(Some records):
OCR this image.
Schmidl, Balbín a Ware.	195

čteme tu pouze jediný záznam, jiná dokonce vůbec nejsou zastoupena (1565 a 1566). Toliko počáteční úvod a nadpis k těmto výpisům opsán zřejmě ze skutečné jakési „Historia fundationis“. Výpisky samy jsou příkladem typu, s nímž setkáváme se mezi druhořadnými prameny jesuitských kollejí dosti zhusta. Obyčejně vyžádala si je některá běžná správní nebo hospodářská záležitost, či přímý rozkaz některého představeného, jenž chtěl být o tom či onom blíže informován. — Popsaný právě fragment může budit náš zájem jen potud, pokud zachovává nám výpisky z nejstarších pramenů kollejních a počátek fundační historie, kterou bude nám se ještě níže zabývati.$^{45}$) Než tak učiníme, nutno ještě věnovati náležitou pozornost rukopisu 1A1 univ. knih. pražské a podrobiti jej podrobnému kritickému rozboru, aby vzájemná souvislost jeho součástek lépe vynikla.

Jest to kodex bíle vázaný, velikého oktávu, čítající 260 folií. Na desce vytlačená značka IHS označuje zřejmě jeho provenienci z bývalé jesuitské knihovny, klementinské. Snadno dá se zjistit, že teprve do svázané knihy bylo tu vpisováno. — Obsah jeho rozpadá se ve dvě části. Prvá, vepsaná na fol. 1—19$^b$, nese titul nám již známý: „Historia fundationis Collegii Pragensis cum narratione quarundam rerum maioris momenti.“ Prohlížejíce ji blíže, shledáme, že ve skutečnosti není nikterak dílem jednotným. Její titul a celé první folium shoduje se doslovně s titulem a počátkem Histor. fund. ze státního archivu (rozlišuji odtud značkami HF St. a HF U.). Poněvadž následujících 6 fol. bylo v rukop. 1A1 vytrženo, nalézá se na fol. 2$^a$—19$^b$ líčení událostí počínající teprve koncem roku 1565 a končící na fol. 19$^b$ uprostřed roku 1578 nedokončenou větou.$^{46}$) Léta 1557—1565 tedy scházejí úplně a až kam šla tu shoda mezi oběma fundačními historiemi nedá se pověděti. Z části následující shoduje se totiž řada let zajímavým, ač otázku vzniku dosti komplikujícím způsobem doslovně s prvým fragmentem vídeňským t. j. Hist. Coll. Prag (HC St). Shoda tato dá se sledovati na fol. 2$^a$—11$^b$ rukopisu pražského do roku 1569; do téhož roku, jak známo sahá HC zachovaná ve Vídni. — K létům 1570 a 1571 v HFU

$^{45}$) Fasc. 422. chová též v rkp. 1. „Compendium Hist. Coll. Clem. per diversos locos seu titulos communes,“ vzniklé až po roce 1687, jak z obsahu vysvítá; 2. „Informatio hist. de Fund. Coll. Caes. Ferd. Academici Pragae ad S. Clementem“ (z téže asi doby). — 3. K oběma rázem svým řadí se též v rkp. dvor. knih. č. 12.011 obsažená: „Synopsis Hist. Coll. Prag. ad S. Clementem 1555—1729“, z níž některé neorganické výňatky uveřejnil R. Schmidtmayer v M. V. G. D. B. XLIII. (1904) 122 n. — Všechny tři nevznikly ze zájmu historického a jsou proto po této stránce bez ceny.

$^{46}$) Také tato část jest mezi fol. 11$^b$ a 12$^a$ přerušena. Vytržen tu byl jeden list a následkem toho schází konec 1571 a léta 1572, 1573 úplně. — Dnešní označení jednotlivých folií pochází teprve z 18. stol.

(Short problem):
Exactly reproduce every line of the data above.

(Result):
OCR this image.
Schmidl, Balbín a Ware.	195

čteme tu pouze jediný záznam, jiná dokonce vůbec nejsou zastoupena (1565 a 1566). Toliko počáteční úvod a nadpis k těmto výpisům opsán zřejmě ze skutečné jakési „Historia fundationis“. Výpisky samy jsou příkladem typu, s nímž setkáváme se mezi druhořadnými prameny jesuitských kollejí dosti zhusta. Obyčejně vyžádala si je některá běžná správní nebo hospodářská záležitost, či přímý rozkaz některého představeného, jenž chtěl být o tom či onom blíže informován. — Popsaný právě fragment může budit náš zájem jen potud, pokud zachovává nám výpisky z nejstarších pramenů kollejních a počátek fundační historie, kterou bude nám se ještě níže zabývati.$^{45}$) Než tak učiníme, nutno ještě věnovati náležitou pozornost rukopisu 1A1 univ. knih. pražské a podrobiti jej podrobnému kritickému rozboru, aby vzájemná souvislost jeho součástek lépe vynikla.

Jest to kodex bíle vázaný, velikého oktávu, čítající 260 folií. Na desce vytlačená značka IHS označuje zřejmě jeho provenienci z bývalé jesuitské knihovny, klementinské. Snadno dá se zjistit, že teprve do svázané knihy bylo tu vpisováno. — Obsah jeho rozpadá se ve dvě části. Prvá, vepsaná na fol. 1—19$^b$, nese titul nám již známý: „Historia fundationis Collegii Pragensis cum narratione quarundam rerum maioris momenti.“ Prohlížejíce ji blíže, shledáme, že ve skutečnosti není nikterak dílem jednotným. Její titul a celé první folium shoduje se doslovně s titulem a počátkem Histor. fund. ze státního archivu (rozlišuji odtud značkami HF St. a HF U.). Poněvadž následujících 6 fol. bylo v rukop. 1A1 vytrženo, nalézá se na fol. 2$^a$—19$^b$ líčení událostí počínající teprve koncem roku 1565 a končící na fol. 19$^b$ uprostřed roku 1578 nedokončenou větou.$^{46}$) Léta 1557—1565 tedy scházejí úplně a až kam šla tu shoda mezi oběma fundačními historiemi nedá se pověděti. Z části následující shoduje se totiž řada let zajímavým, ač otázku vzniku dosti komplikujícím způsobem doslovně s prvým fragmentem vídeňským t. j. Hist. Coll. Prag (HC St). Shoda tato dá se sledovati na fol. 2$^a$—11$^b$ rukopisu pražského do roku 1569; do téhož roku, jak známo sahá HC zachovaná ve Vídni. — K létům 1570 a 1571 v HFU

$^{45}$) Fasc. 422. chová též v rkp. 1. „Compendium Hist. Coll. Clem. per diversos locos seu titulos communes,“ vzniklé až po roce 1687, jak z obsahu vysvítá; 2. „Informatio hist. de Fund. Coll. Caes. Ferd. Academici Pragae ad S. Clementem“ (z téže asi doby). — 3. K oběma rázem svým řadí se též v rkp. dvor. knih. č. 12.011 obsažená: „Synopsis Hist. Coll. Prag. ad S. Clementem 1555—1729“, z níž některé neorganické výňatky uveřejnil R. Schmidtmayer v M. V. G. D. B. XLIII. (1904) 122 n. — Všechny tři nevznikly ze zájmu historického a jsou proto po této stránce bez ceny.

$^{46}$) Také tato část jest mezi fol. 11$^b$ a 12$^a$ přerušena. Vytržen tu byl jeden list a následkem toho schází konec 1571 a léta 1572, 1573 úplně. — Dnešní označení jednotlivých folií pochází teprve z 18. stol.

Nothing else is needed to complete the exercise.